# [WHAT IS EXPECTED]
Which lines in the material below contain the word "sine"? Copy each of them.

# [RECORDS PROVIDED]
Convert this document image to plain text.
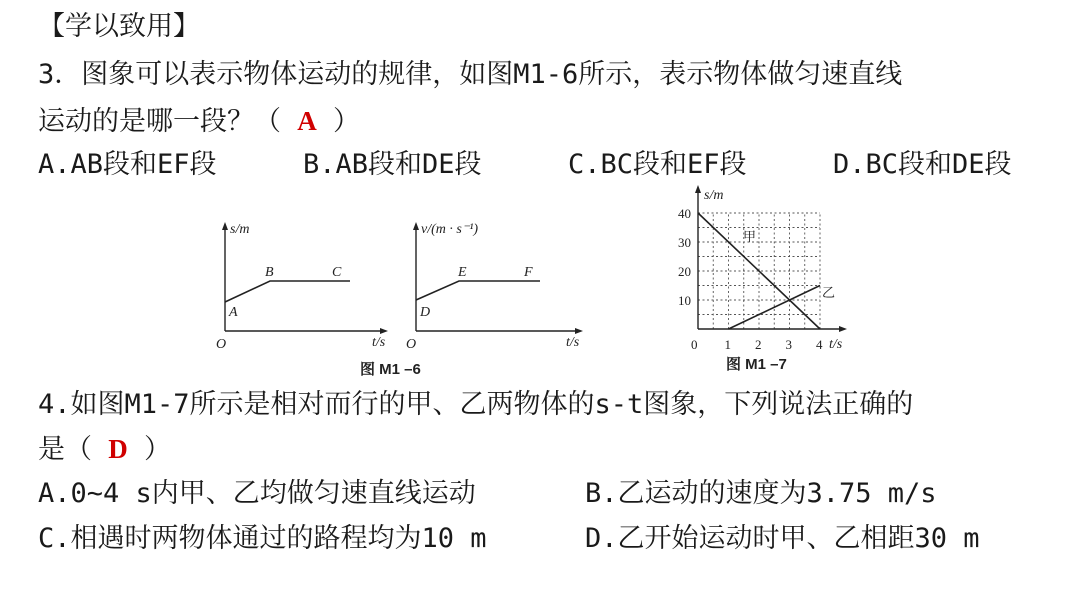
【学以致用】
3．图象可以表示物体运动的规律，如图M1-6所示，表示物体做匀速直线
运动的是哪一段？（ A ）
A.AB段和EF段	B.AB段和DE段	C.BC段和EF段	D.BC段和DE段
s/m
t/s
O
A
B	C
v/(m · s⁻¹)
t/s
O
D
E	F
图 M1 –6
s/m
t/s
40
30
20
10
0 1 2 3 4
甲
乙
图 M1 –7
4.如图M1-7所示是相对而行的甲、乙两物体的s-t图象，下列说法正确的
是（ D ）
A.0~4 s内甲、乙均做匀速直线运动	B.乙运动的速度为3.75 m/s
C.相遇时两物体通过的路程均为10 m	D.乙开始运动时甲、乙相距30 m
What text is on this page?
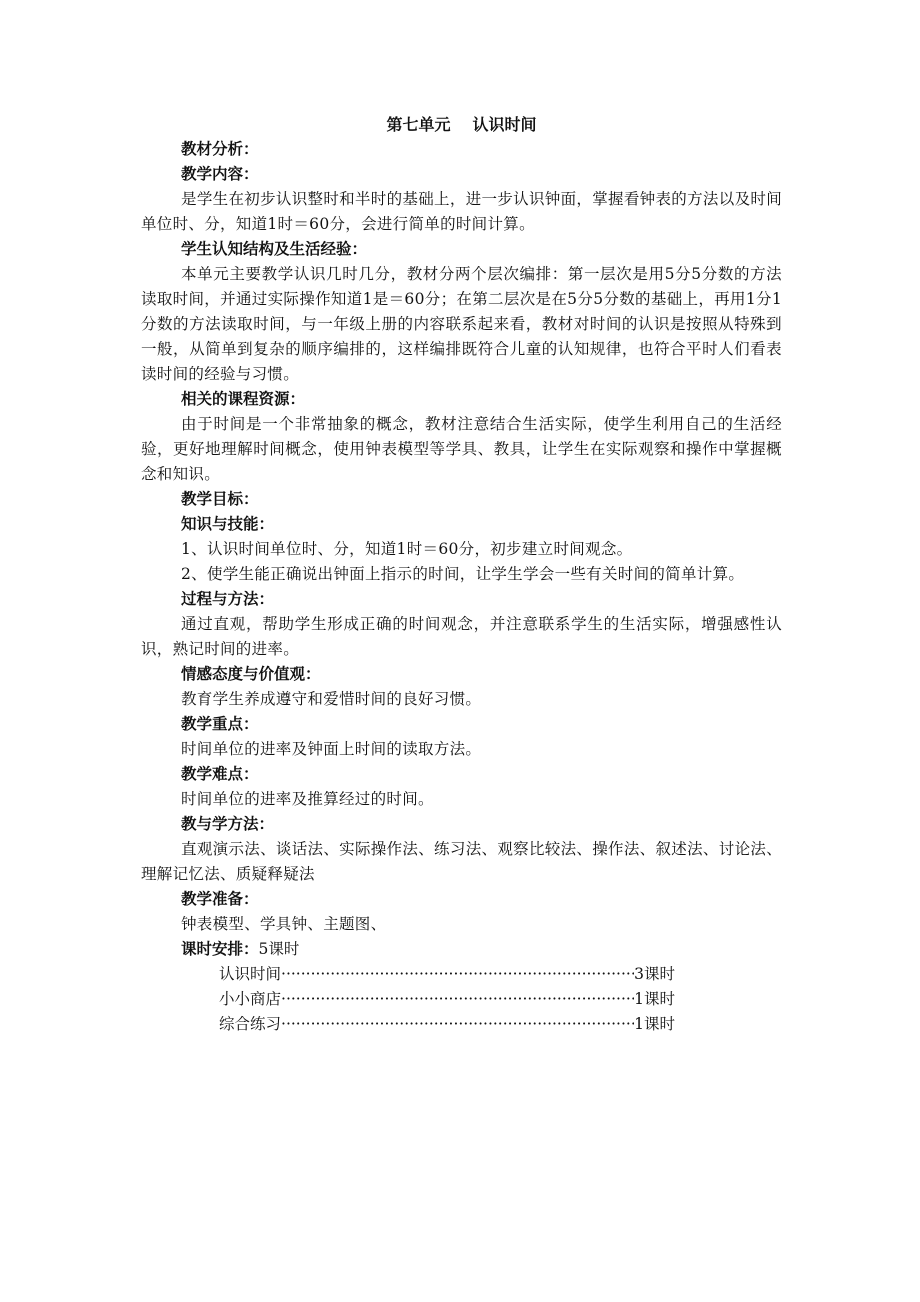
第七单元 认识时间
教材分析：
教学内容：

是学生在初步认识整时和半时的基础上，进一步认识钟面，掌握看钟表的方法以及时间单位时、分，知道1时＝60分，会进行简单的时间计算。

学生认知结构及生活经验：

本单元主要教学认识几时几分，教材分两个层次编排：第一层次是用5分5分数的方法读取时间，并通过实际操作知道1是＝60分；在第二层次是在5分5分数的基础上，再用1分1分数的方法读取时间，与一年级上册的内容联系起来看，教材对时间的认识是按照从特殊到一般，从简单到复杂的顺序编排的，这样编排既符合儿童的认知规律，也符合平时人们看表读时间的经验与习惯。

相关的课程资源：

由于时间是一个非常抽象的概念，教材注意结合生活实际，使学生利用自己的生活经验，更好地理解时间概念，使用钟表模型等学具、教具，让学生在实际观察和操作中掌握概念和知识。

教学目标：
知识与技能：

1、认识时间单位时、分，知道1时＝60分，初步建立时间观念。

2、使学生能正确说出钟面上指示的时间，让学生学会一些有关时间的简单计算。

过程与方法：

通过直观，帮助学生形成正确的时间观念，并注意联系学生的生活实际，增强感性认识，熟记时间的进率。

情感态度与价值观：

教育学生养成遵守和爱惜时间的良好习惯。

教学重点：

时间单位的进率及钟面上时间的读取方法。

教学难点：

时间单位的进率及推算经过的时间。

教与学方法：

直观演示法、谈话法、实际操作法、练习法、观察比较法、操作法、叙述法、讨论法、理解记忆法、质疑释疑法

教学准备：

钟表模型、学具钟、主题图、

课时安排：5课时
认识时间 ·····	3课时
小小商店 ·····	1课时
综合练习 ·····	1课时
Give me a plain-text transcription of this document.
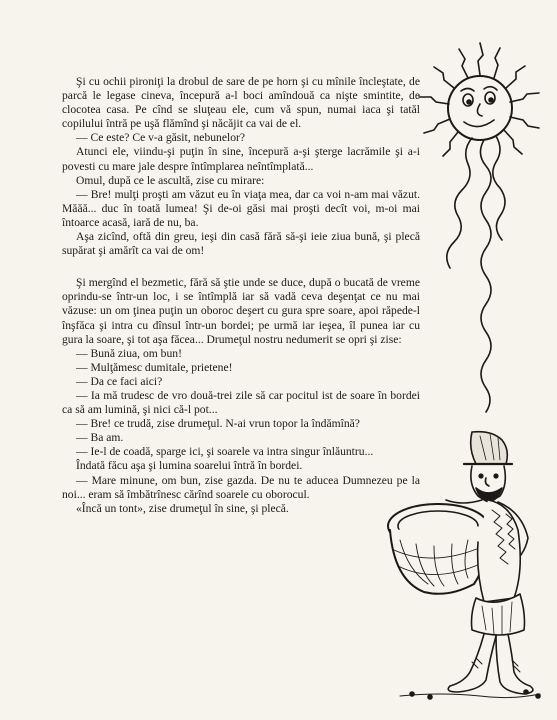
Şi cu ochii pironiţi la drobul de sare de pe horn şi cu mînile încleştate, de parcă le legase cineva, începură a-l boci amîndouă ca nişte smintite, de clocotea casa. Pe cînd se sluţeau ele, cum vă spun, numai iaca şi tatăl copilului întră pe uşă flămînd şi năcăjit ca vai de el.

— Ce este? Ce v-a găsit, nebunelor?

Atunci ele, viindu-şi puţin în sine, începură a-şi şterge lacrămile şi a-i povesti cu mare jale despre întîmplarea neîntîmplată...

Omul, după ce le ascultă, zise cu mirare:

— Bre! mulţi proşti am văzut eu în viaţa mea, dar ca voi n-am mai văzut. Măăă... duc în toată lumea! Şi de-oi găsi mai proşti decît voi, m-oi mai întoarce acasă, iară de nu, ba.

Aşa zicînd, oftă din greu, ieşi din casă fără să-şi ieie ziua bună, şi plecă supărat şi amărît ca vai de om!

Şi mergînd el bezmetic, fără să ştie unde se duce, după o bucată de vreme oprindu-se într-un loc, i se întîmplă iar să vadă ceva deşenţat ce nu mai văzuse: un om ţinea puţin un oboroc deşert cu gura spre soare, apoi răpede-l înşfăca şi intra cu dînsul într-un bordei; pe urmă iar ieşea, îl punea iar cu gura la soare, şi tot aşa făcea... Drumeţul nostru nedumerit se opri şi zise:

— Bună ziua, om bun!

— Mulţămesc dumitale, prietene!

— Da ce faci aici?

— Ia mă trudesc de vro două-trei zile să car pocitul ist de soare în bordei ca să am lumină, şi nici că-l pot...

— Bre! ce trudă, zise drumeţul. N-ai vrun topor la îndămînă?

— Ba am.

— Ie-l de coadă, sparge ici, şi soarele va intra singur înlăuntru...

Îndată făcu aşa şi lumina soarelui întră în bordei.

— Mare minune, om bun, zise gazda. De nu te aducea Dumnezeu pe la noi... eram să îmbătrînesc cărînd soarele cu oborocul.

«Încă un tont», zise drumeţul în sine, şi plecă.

# [THE ANSWER]
Atunci ele, viindu-şi puţin în sine, începură a-şi şterge lacrămile şi a-i povesti cu mare jale despre întîmplarea neîntîmplată...
«Încă un tont», zise drumeţul în sine, şi plecă.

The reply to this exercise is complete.